> [Required work]: Everything from the line with "What's the underlying" through the last line of the records below should be copied exactly, both ends included.
:: Given records
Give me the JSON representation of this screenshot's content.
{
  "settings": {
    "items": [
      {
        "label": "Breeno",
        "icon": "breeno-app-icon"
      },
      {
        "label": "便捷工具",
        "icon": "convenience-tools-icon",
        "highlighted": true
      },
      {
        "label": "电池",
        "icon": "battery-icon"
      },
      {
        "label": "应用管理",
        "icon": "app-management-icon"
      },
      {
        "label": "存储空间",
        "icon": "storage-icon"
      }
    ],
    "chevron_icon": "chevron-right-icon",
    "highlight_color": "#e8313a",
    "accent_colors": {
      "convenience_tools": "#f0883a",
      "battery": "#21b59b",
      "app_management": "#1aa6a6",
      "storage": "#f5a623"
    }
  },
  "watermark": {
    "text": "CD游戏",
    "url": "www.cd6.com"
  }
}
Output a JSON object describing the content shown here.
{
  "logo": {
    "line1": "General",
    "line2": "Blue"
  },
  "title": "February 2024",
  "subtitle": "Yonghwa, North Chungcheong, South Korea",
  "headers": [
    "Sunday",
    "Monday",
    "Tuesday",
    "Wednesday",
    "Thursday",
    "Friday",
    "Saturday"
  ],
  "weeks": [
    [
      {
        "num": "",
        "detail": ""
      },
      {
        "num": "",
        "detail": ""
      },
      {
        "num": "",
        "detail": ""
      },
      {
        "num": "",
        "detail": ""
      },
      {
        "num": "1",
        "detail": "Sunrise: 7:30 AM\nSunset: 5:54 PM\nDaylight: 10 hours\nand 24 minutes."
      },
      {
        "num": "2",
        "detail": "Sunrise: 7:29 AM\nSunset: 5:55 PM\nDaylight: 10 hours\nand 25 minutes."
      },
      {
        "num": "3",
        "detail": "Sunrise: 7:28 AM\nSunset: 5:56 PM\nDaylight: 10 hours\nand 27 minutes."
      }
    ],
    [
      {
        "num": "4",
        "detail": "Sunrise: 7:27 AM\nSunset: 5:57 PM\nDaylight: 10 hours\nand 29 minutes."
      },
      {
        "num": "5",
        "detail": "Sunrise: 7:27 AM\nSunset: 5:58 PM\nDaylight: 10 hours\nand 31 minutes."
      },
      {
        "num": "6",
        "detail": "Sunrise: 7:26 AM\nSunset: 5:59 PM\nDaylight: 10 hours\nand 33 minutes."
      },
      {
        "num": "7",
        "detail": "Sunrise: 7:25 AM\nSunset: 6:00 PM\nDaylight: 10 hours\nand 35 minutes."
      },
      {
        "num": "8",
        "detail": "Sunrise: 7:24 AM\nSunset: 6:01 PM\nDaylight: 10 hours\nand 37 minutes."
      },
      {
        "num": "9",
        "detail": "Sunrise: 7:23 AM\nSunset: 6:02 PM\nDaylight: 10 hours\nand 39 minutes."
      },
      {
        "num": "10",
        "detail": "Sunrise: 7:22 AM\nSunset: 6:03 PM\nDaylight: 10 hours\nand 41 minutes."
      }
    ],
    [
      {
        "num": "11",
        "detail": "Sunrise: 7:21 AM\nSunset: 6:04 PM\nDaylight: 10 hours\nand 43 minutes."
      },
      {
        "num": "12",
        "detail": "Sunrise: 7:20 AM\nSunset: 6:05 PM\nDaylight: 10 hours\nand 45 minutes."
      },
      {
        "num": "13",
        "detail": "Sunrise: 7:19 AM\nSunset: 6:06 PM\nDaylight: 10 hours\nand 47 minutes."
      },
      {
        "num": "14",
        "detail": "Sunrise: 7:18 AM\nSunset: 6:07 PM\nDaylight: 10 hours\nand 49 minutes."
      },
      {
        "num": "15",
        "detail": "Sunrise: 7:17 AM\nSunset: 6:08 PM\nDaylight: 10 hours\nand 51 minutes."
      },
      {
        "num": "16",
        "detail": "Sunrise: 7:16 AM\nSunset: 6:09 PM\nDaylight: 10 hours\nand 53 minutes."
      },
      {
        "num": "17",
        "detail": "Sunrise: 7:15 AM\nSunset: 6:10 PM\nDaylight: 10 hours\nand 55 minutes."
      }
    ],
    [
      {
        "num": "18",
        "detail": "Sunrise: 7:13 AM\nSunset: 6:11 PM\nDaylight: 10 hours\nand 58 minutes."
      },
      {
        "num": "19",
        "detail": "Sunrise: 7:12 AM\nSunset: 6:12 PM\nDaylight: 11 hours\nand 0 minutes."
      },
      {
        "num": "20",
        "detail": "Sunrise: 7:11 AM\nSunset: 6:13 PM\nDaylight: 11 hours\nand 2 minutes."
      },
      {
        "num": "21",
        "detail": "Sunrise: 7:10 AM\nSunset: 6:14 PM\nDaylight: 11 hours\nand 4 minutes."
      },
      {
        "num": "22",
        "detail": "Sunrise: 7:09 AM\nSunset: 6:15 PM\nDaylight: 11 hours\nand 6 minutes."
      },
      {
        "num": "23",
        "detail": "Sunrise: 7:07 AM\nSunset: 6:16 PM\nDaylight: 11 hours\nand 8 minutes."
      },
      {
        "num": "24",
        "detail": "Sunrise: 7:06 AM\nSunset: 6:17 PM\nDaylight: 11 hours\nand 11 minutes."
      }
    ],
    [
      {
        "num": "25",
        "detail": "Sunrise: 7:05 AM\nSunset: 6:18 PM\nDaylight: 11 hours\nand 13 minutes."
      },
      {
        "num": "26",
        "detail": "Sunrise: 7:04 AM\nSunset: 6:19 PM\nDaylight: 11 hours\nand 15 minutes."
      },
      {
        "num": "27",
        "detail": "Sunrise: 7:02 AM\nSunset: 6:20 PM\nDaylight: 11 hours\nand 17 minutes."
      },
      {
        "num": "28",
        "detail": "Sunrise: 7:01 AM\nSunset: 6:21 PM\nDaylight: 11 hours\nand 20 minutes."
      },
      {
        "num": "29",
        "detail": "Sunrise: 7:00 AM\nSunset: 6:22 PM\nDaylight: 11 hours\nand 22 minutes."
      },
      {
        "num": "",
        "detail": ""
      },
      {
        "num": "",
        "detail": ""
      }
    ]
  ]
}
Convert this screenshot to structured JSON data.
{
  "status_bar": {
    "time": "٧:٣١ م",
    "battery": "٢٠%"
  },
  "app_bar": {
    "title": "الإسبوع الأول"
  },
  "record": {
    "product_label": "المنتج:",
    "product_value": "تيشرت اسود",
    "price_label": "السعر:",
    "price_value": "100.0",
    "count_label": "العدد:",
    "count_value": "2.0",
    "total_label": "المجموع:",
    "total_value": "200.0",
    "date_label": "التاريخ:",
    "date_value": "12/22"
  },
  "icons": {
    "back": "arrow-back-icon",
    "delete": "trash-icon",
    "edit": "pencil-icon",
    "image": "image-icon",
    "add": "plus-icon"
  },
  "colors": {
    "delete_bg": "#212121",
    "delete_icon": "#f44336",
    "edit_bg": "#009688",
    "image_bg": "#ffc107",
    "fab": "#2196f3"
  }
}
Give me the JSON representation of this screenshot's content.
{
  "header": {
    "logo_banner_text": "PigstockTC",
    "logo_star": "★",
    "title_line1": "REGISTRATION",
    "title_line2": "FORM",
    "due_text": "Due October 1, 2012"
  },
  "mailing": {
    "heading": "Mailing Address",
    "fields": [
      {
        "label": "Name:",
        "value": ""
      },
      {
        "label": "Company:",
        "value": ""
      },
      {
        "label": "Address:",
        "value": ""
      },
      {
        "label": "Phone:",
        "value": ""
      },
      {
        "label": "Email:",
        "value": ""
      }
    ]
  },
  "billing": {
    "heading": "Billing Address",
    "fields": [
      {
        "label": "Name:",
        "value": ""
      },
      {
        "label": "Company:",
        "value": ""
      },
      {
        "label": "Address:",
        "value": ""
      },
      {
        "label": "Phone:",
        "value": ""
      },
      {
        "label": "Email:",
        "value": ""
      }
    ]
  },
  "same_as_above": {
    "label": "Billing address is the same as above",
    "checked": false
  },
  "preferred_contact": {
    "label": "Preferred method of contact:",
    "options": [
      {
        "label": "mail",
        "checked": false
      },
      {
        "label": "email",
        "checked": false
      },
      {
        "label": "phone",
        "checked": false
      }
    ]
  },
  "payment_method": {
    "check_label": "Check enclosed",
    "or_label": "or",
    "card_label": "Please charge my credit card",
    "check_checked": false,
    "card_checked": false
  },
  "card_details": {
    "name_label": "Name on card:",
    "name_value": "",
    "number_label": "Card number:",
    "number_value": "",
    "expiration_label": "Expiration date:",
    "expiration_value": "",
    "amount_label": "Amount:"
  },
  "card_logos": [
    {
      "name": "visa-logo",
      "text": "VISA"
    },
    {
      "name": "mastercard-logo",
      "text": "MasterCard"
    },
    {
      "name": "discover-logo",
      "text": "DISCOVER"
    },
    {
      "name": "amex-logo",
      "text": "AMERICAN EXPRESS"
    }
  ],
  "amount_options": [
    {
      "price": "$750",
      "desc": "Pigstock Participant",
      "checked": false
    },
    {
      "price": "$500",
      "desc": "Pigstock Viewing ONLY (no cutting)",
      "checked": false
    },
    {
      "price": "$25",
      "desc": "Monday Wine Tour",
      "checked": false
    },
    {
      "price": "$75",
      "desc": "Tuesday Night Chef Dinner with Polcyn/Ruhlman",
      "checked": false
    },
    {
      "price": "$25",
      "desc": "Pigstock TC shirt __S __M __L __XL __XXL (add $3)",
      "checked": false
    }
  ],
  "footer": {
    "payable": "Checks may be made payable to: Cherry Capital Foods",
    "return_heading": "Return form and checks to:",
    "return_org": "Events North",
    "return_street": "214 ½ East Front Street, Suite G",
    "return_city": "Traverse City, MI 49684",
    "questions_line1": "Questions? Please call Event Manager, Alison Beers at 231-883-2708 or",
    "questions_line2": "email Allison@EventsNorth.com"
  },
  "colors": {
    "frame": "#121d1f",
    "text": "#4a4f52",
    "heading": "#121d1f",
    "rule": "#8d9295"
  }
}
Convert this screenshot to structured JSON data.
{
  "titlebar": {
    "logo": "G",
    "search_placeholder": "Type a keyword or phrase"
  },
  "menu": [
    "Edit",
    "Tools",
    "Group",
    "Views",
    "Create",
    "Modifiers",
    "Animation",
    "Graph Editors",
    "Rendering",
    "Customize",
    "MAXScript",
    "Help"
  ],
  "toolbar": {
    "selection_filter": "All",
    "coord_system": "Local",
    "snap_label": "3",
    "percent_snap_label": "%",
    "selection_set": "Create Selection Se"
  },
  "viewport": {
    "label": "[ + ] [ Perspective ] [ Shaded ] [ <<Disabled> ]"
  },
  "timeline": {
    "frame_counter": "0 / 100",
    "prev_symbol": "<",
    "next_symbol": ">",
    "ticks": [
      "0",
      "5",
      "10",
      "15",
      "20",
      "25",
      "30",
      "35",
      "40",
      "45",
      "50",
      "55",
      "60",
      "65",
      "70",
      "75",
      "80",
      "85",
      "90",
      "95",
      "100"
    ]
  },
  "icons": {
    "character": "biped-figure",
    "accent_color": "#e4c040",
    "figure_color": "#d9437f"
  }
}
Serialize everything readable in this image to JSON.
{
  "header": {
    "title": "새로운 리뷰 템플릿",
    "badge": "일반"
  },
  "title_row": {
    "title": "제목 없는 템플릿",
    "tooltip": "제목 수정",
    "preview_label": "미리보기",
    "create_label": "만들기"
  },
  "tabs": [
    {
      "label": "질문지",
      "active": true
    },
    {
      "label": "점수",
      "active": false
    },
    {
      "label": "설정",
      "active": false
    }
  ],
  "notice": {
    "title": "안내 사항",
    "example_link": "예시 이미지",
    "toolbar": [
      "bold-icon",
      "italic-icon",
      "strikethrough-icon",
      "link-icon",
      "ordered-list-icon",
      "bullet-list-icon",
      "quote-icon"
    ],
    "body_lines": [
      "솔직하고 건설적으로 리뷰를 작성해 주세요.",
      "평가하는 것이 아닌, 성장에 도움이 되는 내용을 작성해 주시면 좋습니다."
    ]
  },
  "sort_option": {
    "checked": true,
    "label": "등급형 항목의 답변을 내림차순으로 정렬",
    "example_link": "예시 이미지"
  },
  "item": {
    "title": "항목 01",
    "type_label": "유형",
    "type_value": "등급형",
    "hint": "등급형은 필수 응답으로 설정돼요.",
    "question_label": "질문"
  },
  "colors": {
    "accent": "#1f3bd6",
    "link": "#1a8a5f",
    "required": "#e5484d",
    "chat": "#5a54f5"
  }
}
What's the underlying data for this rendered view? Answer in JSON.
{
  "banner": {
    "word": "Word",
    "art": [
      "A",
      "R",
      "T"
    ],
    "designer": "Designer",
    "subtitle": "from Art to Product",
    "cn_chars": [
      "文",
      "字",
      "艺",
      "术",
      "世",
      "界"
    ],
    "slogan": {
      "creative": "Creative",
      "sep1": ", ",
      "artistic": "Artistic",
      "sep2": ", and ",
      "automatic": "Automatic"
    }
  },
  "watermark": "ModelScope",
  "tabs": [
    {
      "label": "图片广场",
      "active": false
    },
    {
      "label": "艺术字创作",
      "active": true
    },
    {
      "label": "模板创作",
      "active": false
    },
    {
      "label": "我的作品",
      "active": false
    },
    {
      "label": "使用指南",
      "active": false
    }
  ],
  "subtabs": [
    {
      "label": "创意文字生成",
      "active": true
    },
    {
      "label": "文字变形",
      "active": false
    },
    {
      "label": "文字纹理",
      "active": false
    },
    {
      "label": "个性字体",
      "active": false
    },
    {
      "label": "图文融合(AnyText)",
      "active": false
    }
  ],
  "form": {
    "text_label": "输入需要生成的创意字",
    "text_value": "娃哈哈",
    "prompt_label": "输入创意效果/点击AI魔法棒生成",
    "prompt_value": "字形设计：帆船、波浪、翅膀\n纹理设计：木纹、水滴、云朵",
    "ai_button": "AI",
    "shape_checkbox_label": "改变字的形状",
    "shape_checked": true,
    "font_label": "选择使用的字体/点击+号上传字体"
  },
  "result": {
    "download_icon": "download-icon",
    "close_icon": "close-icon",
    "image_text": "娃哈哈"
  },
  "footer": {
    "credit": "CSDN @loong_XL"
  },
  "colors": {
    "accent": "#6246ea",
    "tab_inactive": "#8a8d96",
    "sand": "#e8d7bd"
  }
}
::::
> [Response to this task]:
What's the underlying data for this rendered view? Answer in JSON.
{
  "banner": {
    "word": "Word",
    "art": [
      "A",
      "R",
      "T"
    ],
    "designer": "Designer",
    "subtitle": "from Art to Product",
    "cn_chars": [
      "文",
      "字",
      "艺",
      "术",
      "世",
      "界"
    ],
    "slogan": {
      "creative": "Creative",
      "sep1": ", ",
      "artistic": "Artistic",
      "sep2": ", and ",
      "automatic": "Automatic"
    }
  },
  "watermark": "ModelScope",
  "tabs": [
    {
      "label": "图片广场",
      "active": false
    },
    {
      "label": "艺术字创作",
      "active": true
    },
    {
      "label": "模板创作",
      "active": false
    },
    {
      "label": "我的作品",
      "active": false
    },
    {
      "label": "使用指南",
      "active": false
    }
  ],
  "subtabs": [
    {
      "label": "创意文字生成",
      "active": true
    },
    {
      "label": "文字变形",
      "active": false
    },
    {
      "label": "文字纹理",
      "active": false
    },
    {
      "label": "个性字体",
      "active": false
    },
    {
      "label": "图文融合(AnyText)",
      "active": false
    }
  ],
  "form": {
    "text_label": "输入需要生成的创意字",
    "text_value": "娃哈哈",
    "prompt_label": "输入创意效果/点击AI魔法棒生成",
    "prompt_value": "字形设计：帆船、波浪、翅膀\n纹理设计：木纹、水滴、云朵",
    "ai_button": "AI",
    "shape_checkbox_label": "改变字的形状",
    "shape_checked": true,
    "font_label": "选择使用的字体/点击+号上传字体"
  },
  "result": {
    "download_icon": "download-icon",
    "close_icon": "close-icon",
    "image_text": "娃哈哈"
  },
  "footer": {
    "credit": "CSDN @loong_XL"
  },
  "colors": {
    "accent": "#6246ea",
    "tab_inactive": "#8a8d96",
    "sand": "#e8d7bd"
  }
}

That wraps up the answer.